## SET PROBLEM
Go through the lines below and copy each one that holds the string "from".

Figure content listings
==========

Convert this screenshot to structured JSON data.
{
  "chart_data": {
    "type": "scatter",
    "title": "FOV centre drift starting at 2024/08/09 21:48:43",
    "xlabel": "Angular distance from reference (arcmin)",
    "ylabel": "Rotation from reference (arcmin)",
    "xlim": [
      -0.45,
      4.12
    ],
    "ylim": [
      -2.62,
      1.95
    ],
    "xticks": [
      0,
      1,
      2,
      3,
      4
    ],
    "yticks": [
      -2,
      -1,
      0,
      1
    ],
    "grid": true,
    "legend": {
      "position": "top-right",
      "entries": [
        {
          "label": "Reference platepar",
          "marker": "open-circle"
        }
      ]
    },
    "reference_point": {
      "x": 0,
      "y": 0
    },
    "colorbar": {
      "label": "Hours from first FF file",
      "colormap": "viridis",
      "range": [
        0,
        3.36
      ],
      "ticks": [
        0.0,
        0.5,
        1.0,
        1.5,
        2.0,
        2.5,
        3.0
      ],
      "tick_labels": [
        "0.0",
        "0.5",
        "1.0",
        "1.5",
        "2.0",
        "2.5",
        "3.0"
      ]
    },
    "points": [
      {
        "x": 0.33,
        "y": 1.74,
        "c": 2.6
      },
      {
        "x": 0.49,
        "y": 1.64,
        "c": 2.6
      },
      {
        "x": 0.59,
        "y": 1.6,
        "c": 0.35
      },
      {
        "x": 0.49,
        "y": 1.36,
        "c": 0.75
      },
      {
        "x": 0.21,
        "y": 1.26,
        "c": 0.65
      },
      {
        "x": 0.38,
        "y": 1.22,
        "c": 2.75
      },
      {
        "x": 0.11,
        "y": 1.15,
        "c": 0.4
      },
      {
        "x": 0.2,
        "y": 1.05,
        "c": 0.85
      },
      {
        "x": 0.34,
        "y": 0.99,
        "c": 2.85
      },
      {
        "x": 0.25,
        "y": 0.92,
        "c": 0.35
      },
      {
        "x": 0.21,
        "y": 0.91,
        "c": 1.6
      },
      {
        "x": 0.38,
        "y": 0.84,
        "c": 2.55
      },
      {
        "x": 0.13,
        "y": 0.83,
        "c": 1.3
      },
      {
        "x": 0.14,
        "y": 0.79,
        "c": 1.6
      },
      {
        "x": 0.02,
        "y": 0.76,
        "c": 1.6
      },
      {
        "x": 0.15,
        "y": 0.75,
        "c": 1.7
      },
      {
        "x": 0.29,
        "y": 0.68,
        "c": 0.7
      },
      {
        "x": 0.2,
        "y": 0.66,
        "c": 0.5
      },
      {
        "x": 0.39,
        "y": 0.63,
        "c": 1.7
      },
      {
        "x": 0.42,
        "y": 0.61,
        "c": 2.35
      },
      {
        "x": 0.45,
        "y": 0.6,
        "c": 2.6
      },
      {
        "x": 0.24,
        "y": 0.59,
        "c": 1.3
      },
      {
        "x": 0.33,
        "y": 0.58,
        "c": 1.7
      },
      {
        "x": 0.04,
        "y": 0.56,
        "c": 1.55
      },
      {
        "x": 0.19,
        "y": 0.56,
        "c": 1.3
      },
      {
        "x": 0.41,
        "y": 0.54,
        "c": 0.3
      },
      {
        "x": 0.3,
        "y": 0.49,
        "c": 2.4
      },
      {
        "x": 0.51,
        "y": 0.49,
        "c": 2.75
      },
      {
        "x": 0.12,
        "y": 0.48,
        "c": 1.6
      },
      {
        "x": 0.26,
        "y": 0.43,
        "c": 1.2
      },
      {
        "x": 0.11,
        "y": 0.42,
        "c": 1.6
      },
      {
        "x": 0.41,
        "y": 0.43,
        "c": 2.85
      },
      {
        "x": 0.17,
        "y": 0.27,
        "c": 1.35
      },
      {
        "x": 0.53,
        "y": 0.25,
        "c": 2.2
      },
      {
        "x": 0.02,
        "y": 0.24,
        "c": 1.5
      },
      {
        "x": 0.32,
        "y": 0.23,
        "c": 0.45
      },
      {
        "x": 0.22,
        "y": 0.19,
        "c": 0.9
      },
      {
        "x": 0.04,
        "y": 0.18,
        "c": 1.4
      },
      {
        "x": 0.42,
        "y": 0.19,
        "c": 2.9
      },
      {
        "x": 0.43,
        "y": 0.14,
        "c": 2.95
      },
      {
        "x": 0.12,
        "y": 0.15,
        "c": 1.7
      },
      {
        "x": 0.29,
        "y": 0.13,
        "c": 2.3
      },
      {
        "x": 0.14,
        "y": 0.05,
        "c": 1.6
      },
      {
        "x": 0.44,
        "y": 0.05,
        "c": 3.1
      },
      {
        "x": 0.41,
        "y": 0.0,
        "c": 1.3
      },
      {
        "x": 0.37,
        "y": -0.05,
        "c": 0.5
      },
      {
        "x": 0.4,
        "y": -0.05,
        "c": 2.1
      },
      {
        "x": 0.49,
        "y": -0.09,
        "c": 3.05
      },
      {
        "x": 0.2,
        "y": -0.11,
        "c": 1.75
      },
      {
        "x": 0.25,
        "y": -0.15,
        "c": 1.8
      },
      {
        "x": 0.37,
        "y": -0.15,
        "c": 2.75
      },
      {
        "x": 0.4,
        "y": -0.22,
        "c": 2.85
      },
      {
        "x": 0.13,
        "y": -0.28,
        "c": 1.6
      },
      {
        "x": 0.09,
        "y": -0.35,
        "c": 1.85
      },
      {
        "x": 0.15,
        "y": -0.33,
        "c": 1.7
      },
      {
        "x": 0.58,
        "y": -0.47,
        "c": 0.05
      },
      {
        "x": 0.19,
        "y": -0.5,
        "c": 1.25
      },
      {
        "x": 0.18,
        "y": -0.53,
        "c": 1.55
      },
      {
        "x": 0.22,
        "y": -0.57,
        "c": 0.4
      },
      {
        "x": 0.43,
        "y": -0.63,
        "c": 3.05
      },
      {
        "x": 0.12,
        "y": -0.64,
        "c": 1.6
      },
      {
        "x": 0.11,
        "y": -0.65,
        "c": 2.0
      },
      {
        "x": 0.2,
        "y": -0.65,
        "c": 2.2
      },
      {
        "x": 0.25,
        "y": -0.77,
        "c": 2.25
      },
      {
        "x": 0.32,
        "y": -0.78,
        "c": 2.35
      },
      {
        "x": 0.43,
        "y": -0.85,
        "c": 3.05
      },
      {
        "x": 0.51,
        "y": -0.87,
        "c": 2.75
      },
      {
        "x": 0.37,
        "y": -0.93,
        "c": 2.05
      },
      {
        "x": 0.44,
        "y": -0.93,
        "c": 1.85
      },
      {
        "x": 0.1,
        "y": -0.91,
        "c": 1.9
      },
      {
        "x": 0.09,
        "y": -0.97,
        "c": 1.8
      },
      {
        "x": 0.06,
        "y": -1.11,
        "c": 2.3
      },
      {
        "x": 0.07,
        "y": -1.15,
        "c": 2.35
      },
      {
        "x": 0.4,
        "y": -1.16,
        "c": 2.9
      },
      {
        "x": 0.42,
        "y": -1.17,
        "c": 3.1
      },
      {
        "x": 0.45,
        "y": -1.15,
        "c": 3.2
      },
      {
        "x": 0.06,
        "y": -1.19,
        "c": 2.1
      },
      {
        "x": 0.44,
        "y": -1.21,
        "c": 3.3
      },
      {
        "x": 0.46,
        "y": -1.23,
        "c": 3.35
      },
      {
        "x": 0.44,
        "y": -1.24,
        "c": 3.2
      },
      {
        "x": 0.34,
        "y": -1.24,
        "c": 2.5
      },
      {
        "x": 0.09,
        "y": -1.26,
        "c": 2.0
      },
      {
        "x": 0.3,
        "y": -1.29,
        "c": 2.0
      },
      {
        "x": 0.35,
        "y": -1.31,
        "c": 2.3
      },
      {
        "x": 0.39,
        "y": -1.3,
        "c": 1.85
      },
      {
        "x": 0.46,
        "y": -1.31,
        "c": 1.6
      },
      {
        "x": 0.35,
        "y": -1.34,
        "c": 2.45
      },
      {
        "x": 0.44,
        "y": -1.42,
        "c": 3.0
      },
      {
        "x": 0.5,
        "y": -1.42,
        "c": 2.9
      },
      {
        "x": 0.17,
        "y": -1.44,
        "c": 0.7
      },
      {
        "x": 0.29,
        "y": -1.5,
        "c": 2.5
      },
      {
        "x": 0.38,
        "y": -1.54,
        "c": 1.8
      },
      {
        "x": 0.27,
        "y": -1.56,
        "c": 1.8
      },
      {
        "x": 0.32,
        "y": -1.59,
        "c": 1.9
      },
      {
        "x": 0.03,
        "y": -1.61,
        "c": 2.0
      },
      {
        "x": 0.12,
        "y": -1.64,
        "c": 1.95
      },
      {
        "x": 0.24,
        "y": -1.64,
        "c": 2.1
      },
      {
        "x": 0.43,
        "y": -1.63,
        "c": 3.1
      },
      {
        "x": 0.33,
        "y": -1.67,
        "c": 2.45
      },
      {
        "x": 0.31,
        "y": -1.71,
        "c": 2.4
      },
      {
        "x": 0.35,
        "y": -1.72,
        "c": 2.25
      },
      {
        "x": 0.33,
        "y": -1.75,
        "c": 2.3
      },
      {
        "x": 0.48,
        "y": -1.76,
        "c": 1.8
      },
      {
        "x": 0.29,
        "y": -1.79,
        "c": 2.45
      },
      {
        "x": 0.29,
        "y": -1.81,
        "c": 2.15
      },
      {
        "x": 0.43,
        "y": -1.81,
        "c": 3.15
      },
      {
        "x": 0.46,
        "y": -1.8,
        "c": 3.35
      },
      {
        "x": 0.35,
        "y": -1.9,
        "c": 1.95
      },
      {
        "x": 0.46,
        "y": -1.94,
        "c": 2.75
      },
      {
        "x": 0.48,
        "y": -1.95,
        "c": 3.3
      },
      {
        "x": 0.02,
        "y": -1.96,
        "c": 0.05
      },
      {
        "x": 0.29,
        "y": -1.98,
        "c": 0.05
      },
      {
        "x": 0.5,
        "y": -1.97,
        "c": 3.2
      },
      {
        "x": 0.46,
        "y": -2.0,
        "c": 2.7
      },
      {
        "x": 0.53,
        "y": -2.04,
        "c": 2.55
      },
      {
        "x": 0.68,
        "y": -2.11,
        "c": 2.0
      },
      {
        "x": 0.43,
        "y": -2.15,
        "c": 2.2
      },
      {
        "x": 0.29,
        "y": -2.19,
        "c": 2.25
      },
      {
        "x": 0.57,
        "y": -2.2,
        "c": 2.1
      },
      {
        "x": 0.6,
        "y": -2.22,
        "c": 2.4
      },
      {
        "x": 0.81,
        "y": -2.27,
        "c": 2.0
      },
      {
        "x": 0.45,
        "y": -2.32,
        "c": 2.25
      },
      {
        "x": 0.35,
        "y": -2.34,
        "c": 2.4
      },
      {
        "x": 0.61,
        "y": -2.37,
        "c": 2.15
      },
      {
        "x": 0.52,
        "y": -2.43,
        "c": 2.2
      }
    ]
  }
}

==========

## RESULT OF THIS TASK
    "xlabel": "Angular distance from reference (arcmin)",
    "ylabel": "Rotation from reference (arcmin)",
      "label": "Hours from first FF file",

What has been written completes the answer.